● **Task details**
Write the material out again in full, exactly.

● **Provided records**
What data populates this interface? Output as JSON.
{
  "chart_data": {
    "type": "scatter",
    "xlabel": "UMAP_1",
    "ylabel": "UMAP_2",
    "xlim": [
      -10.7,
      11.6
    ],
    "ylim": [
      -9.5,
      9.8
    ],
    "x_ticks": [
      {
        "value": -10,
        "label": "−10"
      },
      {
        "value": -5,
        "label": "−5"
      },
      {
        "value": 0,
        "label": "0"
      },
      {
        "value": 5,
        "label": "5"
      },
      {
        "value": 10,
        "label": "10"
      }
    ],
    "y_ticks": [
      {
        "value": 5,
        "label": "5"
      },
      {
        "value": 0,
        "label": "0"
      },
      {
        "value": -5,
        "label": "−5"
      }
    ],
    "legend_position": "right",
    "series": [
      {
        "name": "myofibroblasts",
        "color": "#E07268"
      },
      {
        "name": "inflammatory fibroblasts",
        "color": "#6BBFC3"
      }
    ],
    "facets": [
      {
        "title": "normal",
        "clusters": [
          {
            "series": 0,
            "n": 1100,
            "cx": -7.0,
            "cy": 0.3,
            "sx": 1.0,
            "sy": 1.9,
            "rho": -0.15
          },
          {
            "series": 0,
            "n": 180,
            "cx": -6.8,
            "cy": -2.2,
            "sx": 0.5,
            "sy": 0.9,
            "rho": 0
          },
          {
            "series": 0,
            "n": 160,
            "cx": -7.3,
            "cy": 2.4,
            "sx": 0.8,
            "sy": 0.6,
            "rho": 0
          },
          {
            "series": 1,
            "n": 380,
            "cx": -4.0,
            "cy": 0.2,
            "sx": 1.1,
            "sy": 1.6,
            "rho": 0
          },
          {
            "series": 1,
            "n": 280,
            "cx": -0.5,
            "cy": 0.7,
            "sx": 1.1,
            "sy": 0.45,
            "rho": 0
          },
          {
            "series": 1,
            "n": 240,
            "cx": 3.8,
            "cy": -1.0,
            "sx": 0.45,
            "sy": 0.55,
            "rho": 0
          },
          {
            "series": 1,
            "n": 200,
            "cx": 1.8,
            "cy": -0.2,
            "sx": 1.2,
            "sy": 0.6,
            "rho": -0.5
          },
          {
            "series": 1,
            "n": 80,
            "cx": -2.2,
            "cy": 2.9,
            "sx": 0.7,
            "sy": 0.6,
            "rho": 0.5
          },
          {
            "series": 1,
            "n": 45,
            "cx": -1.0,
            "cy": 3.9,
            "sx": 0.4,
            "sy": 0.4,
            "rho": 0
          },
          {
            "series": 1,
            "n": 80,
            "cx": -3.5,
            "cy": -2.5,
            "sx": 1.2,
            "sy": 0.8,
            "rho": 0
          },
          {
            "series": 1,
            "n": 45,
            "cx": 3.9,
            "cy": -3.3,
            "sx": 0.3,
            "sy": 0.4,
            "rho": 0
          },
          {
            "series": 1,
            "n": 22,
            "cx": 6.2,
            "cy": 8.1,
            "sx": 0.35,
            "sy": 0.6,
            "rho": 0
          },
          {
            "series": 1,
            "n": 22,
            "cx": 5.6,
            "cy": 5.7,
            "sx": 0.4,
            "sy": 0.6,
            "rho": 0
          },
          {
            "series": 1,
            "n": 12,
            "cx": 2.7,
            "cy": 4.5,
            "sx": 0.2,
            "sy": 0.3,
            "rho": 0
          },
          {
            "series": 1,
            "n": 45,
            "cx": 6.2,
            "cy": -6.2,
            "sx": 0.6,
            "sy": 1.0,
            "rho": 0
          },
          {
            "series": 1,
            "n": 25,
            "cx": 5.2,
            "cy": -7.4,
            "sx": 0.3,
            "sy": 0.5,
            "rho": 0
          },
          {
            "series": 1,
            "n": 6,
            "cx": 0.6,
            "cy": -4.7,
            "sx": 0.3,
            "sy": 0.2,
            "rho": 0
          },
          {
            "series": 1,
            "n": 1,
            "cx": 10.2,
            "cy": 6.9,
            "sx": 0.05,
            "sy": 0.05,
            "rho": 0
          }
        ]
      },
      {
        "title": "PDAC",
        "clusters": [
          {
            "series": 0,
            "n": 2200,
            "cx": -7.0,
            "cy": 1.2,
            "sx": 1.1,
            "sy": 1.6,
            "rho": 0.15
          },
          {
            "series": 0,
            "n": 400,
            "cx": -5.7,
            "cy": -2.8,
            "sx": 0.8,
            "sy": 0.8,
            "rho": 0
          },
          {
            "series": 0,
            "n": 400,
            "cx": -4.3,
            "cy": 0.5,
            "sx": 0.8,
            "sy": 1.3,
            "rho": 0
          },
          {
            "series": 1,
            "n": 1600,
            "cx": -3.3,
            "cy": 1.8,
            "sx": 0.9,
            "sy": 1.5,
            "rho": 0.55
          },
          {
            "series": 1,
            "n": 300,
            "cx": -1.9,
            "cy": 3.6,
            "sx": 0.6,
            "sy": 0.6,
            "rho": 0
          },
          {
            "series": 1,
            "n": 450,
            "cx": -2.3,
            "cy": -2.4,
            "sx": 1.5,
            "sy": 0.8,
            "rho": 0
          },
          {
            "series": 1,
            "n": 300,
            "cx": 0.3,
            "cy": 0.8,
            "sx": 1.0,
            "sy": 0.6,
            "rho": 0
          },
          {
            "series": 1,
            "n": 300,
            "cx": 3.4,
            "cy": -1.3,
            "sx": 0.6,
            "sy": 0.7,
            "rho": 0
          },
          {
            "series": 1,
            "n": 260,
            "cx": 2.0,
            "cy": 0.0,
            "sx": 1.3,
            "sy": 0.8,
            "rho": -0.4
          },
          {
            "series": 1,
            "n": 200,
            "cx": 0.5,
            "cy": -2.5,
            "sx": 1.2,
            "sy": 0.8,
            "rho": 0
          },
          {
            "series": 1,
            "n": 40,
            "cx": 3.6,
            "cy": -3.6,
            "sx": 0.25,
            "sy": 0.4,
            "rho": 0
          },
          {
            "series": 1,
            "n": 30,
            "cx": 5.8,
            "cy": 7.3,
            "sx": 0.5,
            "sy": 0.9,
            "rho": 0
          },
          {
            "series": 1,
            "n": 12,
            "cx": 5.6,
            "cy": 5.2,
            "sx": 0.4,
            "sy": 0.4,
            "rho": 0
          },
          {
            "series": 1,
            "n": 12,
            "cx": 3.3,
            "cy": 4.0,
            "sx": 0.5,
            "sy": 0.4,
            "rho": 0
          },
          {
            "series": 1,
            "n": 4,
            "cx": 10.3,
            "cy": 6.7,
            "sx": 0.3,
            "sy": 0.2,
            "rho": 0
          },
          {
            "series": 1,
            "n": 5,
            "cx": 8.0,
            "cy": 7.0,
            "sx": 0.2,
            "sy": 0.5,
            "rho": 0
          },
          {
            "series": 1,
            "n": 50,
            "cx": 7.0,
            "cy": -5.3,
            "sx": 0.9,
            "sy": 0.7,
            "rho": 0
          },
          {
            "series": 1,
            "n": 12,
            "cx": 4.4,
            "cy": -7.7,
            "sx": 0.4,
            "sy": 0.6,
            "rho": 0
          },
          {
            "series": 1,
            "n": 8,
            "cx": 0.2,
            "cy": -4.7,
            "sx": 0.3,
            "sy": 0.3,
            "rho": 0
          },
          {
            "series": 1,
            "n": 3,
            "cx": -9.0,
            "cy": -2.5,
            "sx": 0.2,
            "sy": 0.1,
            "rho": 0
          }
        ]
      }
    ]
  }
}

● **Output**
What data populates this interface? Output as JSON.
{
  "chart_data": {
    "type": "scatter",
    "xlabel": "UMAP_1",
    "ylabel": "UMAP_2",
    "xlim": [
      -10.7,
      11.6
    ],
    "ylim": [
      -9.5,
      9.8
    ],
    "x_ticks": [
      {
        "value": -10,
        "label": "−10"
      },
      {
        "value": -5,
        "label": "−5"
      },
      {
        "value": 0,
        "label": "0"
      },
      {
        "value": 5,
        "label": "5"
      },
      {
        "value": 10,
        "label": "10"
      }
    ],
    "y_ticks": [
      {
        "value": 5,
        "label": "5"
      },
      {
        "value": 0,
        "label": "0"
      },
      {
        "value": -5,
        "label": "−5"
      }
    ],
    "legend_position": "right",
    "series": [
      {
        "name": "myofibroblasts",
        "color": "#E07268"
      },
      {
        "name": "inflammatory fibroblasts",
        "color": "#6BBFC3"
      }
    ],
    "facets": [
      {
        "title": "normal",
        "clusters": [
          {
            "series": 0,
            "n": 1100,
            "cx": -7.0,
            "cy": 0.3,
            "sx": 1.0,
            "sy": 1.9,
            "rho": -0.15
          },
          {
            "series": 0,
            "n": 180,
            "cx": -6.8,
            "cy": -2.2,
            "sx": 0.5,
            "sy": 0.9,
            "rho": 0
          },
          {
            "series": 0,
            "n": 160,
            "cx": -7.3,
            "cy": 2.4,
            "sx": 0.8,
            "sy": 0.6,
            "rho": 0
          },
          {
            "series": 1,
            "n": 380,
            "cx": -4.0,
            "cy": 0.2,
            "sx": 1.1,
            "sy": 1.6,
            "rho": 0
          },
          {
            "series": 1,
            "n": 280,
            "cx": -0.5,
            "cy": 0.7,
            "sx": 1.1,
            "sy": 0.45,
            "rho": 0
          },
          {
            "series": 1,
            "n": 240,
            "cx": 3.8,
            "cy": -1.0,
            "sx": 0.45,
            "sy": 0.55,
            "rho": 0
          },
          {
            "series": 1,
            "n": 200,
            "cx": 1.8,
            "cy": -0.2,
            "sx": 1.2,
            "sy": 0.6,
            "rho": -0.5
          },
          {
            "series": 1,
            "n": 80,
            "cx": -2.2,
            "cy": 2.9,
            "sx": 0.7,
            "sy": 0.6,
            "rho": 0.5
          },
          {
            "series": 1,
            "n": 45,
            "cx": -1.0,
            "cy": 3.9,
            "sx": 0.4,
            "sy": 0.4,
            "rho": 0
          },
          {
            "series": 1,
            "n": 80,
            "cx": -3.5,
            "cy": -2.5,
            "sx": 1.2,
            "sy": 0.8,
            "rho": 0
          },
          {
            "series": 1,
            "n": 45,
            "cx": 3.9,
            "cy": -3.3,
            "sx": 0.3,
            "sy": 0.4,
            "rho": 0
          },
          {
            "series": 1,
            "n": 22,
            "cx": 6.2,
            "cy": 8.1,
            "sx": 0.35,
            "sy": 0.6,
            "rho": 0
          },
          {
            "series": 1,
            "n": 22,
            "cx": 5.6,
            "cy": 5.7,
            "sx": 0.4,
            "sy": 0.6,
            "rho": 0
          },
          {
            "series": 1,
            "n": 12,
            "cx": 2.7,
            "cy": 4.5,
            "sx": 0.2,
            "sy": 0.3,
            "rho": 0
          },
          {
            "series": 1,
            "n": 45,
            "cx": 6.2,
            "cy": -6.2,
            "sx": 0.6,
            "sy": 1.0,
            "rho": 0
          },
          {
            "series": 1,
            "n": 25,
            "cx": 5.2,
            "cy": -7.4,
            "sx": 0.3,
            "sy": 0.5,
            "rho": 0
          },
          {
            "series": 1,
            "n": 6,
            "cx": 0.6,
            "cy": -4.7,
            "sx": 0.3,
            "sy": 0.2,
            "rho": 0
          },
          {
            "series": 1,
            "n": 1,
            "cx": 10.2,
            "cy": 6.9,
            "sx": 0.05,
            "sy": 0.05,
            "rho": 0
          }
        ]
      },
      {
        "title": "PDAC",
        "clusters": [
          {
            "series": 0,
            "n": 2200,
            "cx": -7.0,
            "cy": 1.2,
            "sx": 1.1,
            "sy": 1.6,
            "rho": 0.15
          },
          {
            "series": 0,
            "n": 400,
            "cx": -5.7,
            "cy": -2.8,
            "sx": 0.8,
            "sy": 0.8,
            "rho": 0
          },
          {
            "series": 0,
            "n": 400,
            "cx": -4.3,
            "cy": 0.5,
            "sx": 0.8,
            "sy": 1.3,
            "rho": 0
          },
          {
            "series": 1,
            "n": 1600,
            "cx": -3.3,
            "cy": 1.8,
            "sx": 0.9,
            "sy": 1.5,
            "rho": 0.55
          },
          {
            "series": 1,
            "n": 300,
            "cx": -1.9,
            "cy": 3.6,
            "sx": 0.6,
            "sy": 0.6,
            "rho": 0
          },
          {
            "series": 1,
            "n": 450,
            "cx": -2.3,
            "cy": -2.4,
            "sx": 1.5,
            "sy": 0.8,
            "rho": 0
          },
          {
            "series": 1,
            "n": 300,
            "cx": 0.3,
            "cy": 0.8,
            "sx": 1.0,
            "sy": 0.6,
            "rho": 0
          },
          {
            "series": 1,
            "n": 300,
            "cx": 3.4,
            "cy": -1.3,
            "sx": 0.6,
            "sy": 0.7,
            "rho": 0
          },
          {
            "series": 1,
            "n": 260,
            "cx": 2.0,
            "cy": 0.0,
            "sx": 1.3,
            "sy": 0.8,
            "rho": -0.4
          },
          {
            "series": 1,
            "n": 200,
            "cx": 0.5,
            "cy": -2.5,
            "sx": 1.2,
            "sy": 0.8,
            "rho": 0
          },
          {
            "series": 1,
            "n": 40,
            "cx": 3.6,
            "cy": -3.6,
            "sx": 0.25,
            "sy": 0.4,
            "rho": 0
          },
          {
            "series": 1,
            "n": 30,
            "cx": 5.8,
            "cy": 7.3,
            "sx": 0.5,
            "sy": 0.9,
            "rho": 0
          },
          {
            "series": 1,
            "n": 12,
            "cx": 5.6,
            "cy": 5.2,
            "sx": 0.4,
            "sy": 0.4,
            "rho": 0
          },
          {
            "series": 1,
            "n": 12,
            "cx": 3.3,
            "cy": 4.0,
            "sx": 0.5,
            "sy": 0.4,
            "rho": 0
          },
          {
            "series": 1,
            "n": 4,
            "cx": 10.3,
            "cy": 6.7,
            "sx": 0.3,
            "sy": 0.2,
            "rho": 0
          },
          {
            "series": 1,
            "n": 5,
            "cx": 8.0,
            "cy": 7.0,
            "sx": 0.2,
            "sy": 0.5,
            "rho": 0
          },
          {
            "series": 1,
            "n": 50,
            "cx": 7.0,
            "cy": -5.3,
            "sx": 0.9,
            "sy": 0.7,
            "rho": 0
          },
          {
            "series": 1,
            "n": 12,
            "cx": 4.4,
            "cy": -7.7,
            "sx": 0.4,
            "sy": 0.6,
            "rho": 0
          },
          {
            "series": 1,
            "n": 8,
            "cx": 0.2,
            "cy": -4.7,
            "sx": 0.3,
            "sy": 0.3,
            "rho": 0
          },
          {
            "series": 1,
            "n": 3,
            "cx": -9.0,
            "cy": -2.5,
            "sx": 0.2,
            "sy": 0.1,
            "rho": 0
          }
        ]
      }
    ]
  }
}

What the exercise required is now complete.